_GIVEN REQUEST_
For the data below, report the number of lines that contain the string "right" and nothing else.

··· EXTRACTED RECORDS

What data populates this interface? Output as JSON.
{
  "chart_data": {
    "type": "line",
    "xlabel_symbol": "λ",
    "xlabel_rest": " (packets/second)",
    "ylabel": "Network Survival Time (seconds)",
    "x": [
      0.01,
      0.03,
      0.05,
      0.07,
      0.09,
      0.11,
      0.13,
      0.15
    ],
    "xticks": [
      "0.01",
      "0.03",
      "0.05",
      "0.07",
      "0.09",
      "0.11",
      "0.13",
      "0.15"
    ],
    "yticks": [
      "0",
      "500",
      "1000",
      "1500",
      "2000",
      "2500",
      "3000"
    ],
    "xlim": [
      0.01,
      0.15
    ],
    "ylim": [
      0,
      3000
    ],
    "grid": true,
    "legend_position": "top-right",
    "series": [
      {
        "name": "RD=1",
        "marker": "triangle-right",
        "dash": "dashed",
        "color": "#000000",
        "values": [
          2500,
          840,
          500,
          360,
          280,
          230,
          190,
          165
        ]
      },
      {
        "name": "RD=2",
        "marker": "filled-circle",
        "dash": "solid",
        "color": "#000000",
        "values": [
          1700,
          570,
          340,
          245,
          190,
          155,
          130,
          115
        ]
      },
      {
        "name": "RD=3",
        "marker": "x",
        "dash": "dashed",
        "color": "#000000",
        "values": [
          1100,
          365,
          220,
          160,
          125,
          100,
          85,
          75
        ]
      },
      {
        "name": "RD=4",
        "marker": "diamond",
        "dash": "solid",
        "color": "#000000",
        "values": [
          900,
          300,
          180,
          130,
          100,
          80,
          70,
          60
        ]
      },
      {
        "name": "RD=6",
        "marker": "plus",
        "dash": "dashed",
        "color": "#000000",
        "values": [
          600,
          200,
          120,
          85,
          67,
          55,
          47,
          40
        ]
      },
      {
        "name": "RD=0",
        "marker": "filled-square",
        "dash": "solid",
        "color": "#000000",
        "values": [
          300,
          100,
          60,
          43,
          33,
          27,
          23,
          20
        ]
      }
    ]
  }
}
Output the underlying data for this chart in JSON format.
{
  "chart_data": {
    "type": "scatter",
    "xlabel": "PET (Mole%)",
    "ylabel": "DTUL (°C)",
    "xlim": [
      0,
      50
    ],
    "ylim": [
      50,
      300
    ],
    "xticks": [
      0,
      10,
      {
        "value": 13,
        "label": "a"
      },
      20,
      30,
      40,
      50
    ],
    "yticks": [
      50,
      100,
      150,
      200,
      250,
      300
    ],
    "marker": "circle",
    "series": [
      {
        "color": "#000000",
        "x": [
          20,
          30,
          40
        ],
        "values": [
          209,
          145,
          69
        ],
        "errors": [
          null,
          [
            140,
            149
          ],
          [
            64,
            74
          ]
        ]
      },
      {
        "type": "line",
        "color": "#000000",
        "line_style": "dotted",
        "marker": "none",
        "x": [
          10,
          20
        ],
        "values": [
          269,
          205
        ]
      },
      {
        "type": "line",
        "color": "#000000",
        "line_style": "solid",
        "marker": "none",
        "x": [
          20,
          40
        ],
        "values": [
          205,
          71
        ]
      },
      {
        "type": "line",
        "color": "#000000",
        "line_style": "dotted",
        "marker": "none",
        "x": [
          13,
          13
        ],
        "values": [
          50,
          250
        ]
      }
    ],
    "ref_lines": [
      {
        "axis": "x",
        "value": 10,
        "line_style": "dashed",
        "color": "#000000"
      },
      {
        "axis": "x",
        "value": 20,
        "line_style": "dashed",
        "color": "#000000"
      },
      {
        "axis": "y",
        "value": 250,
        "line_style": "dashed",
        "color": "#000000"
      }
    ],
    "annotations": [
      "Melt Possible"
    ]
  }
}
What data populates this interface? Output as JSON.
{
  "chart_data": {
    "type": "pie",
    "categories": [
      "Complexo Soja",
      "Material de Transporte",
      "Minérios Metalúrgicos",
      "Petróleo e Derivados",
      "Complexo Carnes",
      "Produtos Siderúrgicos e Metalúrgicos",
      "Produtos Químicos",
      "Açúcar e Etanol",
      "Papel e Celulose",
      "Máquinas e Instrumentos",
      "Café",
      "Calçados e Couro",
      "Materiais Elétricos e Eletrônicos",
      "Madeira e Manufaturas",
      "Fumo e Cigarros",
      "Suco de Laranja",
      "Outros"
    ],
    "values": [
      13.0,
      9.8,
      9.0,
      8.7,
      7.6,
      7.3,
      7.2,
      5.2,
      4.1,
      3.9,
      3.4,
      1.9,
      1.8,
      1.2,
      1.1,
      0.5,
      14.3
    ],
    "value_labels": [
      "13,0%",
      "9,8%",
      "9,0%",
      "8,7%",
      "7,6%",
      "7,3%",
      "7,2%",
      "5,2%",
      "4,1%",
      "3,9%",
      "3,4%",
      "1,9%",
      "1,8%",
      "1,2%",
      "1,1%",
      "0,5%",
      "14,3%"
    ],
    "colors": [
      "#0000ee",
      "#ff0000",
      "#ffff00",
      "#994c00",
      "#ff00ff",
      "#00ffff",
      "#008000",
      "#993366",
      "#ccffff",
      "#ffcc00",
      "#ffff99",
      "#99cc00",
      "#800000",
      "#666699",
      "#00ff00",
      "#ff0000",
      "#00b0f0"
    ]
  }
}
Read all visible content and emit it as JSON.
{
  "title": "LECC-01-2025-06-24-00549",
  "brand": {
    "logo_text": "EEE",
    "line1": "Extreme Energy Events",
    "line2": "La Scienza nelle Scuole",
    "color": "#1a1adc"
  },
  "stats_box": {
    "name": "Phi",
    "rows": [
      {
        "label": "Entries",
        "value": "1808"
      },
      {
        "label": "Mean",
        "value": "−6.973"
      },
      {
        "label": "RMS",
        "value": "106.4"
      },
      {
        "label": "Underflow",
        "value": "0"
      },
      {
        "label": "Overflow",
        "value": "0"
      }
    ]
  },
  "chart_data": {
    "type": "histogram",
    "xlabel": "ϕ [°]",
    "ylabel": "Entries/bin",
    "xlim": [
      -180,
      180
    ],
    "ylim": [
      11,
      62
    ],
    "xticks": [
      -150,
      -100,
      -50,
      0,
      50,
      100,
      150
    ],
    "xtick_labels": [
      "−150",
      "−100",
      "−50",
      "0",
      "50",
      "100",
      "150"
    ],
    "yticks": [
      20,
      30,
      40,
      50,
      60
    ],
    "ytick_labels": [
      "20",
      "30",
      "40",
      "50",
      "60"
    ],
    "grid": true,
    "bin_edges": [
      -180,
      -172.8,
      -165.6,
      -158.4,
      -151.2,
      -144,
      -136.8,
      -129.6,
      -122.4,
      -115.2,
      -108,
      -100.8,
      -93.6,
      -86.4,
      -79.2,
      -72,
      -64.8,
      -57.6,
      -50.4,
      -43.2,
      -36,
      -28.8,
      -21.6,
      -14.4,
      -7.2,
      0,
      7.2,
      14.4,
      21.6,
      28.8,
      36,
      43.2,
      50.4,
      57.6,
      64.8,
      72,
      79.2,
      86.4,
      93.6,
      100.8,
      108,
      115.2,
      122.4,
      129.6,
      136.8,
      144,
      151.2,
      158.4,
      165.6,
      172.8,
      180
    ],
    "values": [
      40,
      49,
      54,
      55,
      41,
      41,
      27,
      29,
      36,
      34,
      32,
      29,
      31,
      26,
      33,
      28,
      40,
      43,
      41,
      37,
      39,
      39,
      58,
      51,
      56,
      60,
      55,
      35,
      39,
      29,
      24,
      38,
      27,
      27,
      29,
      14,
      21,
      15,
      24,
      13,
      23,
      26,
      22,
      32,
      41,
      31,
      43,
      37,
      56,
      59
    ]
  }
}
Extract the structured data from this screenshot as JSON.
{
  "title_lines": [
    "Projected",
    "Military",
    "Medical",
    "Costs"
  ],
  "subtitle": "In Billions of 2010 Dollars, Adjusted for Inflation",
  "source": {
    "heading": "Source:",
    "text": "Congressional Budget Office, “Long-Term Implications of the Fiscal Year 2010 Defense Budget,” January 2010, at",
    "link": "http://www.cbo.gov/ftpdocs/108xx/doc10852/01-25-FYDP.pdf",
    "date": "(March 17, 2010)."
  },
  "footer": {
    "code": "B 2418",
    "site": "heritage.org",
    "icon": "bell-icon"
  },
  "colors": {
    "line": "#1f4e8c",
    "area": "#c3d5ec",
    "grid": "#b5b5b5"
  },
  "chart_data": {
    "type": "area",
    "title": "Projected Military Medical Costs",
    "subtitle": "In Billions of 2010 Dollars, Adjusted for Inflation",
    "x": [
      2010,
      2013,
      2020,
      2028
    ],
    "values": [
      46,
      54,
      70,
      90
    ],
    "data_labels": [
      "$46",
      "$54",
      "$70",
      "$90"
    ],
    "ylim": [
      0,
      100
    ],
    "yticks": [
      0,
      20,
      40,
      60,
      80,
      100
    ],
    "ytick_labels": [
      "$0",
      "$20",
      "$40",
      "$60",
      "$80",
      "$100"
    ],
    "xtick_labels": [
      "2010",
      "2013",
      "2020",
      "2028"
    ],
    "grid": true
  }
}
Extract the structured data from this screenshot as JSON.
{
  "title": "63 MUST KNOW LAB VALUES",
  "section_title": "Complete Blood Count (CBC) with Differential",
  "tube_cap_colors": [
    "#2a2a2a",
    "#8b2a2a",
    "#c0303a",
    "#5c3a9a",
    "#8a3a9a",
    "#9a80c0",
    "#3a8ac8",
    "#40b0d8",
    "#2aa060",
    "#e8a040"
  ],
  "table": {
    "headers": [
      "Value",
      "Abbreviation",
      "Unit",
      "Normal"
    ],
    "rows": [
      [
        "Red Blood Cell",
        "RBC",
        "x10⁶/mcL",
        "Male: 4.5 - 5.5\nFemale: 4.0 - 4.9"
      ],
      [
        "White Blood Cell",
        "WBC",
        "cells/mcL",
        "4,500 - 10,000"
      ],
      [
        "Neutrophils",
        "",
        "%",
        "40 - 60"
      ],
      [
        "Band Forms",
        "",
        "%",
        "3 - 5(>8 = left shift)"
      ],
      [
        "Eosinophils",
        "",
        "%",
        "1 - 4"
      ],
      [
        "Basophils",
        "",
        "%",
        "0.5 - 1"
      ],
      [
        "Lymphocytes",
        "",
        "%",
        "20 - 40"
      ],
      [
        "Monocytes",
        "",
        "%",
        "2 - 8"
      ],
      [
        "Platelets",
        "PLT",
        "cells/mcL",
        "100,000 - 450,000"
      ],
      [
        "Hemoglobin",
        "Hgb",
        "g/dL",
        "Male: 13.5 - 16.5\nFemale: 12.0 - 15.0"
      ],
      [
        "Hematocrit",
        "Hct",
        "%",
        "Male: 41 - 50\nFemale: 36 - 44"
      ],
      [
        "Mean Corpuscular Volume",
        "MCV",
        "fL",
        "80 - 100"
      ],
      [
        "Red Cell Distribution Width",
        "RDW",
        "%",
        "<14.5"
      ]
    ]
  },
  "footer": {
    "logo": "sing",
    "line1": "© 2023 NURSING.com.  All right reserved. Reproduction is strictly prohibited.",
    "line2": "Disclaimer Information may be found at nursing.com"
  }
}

······

_EXPECTED ANSWER_
3